**Work to be completed:** Your task is to gather the lines below that hold the string "title".

**Task data:**
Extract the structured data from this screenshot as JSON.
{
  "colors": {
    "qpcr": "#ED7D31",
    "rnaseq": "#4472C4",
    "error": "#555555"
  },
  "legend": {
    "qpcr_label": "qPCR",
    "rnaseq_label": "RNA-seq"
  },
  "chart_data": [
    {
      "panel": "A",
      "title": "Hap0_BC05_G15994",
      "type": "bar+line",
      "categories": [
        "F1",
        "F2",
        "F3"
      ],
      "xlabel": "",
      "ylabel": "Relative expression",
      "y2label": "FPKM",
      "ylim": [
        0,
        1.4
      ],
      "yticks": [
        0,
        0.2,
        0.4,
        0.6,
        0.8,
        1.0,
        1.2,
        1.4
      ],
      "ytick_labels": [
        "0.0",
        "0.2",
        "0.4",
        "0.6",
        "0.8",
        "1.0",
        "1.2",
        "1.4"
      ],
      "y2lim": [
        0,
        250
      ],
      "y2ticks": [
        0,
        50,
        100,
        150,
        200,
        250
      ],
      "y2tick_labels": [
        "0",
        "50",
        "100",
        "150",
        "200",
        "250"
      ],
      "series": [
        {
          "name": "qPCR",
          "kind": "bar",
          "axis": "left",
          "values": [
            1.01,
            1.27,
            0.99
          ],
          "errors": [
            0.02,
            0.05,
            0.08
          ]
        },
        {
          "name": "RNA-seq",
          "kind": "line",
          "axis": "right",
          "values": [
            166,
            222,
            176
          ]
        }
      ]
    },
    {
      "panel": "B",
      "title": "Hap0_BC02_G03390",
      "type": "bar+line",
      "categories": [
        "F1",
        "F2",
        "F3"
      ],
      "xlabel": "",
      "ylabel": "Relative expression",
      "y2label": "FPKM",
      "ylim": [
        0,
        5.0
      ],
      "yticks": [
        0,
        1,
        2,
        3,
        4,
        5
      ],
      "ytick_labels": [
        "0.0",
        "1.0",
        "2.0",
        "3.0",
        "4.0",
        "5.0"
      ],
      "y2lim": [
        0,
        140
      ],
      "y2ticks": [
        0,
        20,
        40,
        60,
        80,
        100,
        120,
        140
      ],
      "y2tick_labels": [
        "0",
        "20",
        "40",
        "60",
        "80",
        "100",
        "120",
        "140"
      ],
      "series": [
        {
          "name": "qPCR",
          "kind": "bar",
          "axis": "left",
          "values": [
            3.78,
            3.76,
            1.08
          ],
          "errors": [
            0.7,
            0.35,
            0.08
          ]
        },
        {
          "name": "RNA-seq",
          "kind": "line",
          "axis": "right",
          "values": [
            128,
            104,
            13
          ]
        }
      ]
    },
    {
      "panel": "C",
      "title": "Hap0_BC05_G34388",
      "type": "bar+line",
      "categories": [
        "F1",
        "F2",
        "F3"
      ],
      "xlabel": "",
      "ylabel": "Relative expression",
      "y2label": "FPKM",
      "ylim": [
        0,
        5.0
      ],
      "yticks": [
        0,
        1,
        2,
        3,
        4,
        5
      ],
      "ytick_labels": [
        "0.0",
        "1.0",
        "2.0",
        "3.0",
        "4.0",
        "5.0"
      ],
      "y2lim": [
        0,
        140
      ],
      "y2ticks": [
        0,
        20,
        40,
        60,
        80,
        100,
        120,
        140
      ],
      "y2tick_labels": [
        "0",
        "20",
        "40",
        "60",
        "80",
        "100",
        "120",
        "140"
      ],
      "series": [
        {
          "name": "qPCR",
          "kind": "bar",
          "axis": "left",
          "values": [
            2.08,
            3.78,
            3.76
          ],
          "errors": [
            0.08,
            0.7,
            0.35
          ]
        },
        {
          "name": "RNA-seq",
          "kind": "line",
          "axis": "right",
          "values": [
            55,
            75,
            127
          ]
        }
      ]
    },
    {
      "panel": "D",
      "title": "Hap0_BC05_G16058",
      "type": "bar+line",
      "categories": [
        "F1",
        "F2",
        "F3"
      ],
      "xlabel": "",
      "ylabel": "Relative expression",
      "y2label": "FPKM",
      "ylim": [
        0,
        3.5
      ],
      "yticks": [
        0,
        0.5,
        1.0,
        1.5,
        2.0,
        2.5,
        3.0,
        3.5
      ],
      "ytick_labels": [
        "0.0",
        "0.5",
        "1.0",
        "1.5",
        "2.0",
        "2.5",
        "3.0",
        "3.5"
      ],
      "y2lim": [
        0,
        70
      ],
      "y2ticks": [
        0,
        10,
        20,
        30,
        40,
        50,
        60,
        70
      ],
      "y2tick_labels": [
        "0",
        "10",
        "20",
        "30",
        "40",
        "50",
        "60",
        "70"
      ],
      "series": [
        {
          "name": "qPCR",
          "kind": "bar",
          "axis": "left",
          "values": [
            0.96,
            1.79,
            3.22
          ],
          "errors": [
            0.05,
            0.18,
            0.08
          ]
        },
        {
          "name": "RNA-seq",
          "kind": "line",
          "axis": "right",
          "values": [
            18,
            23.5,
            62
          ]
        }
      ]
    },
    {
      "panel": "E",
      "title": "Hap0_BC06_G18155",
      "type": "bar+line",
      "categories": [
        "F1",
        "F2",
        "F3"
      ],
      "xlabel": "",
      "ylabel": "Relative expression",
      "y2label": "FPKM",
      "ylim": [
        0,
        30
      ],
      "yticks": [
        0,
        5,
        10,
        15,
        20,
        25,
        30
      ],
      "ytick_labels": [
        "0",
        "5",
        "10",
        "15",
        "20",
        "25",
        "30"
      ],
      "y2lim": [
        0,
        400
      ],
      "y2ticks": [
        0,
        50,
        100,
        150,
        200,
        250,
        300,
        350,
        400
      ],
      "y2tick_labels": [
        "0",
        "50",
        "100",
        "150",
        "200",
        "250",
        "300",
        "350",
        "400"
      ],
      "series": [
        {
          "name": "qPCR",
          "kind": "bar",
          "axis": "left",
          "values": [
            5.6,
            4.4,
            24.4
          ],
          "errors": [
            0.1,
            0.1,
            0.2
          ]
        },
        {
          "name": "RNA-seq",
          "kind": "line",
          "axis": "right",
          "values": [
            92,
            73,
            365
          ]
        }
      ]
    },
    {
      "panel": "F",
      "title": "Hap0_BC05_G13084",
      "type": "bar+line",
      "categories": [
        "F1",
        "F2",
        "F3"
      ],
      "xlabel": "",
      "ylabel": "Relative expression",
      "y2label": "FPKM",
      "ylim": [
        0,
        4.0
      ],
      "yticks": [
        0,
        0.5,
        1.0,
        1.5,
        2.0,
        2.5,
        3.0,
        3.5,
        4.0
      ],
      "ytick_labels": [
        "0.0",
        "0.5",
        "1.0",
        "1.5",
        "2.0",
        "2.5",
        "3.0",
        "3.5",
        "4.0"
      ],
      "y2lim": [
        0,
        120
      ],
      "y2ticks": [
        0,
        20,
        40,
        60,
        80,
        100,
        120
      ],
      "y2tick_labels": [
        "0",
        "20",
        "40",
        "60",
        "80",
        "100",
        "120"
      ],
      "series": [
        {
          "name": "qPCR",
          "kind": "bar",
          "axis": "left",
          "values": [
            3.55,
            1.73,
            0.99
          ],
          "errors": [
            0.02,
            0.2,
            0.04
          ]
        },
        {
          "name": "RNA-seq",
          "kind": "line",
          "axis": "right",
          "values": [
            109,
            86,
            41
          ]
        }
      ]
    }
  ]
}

**Problem solution:**
      "title": "Hap0_BC05_G15994",
      "title": "Hap0_BC02_G03390",
      "title": "Hap0_BC05_G34388",
      "title": "Hap0_BC05_G16058",
      "title": "Hap0_BC06_G18155",
      "title": "Hap0_BC05_G13084",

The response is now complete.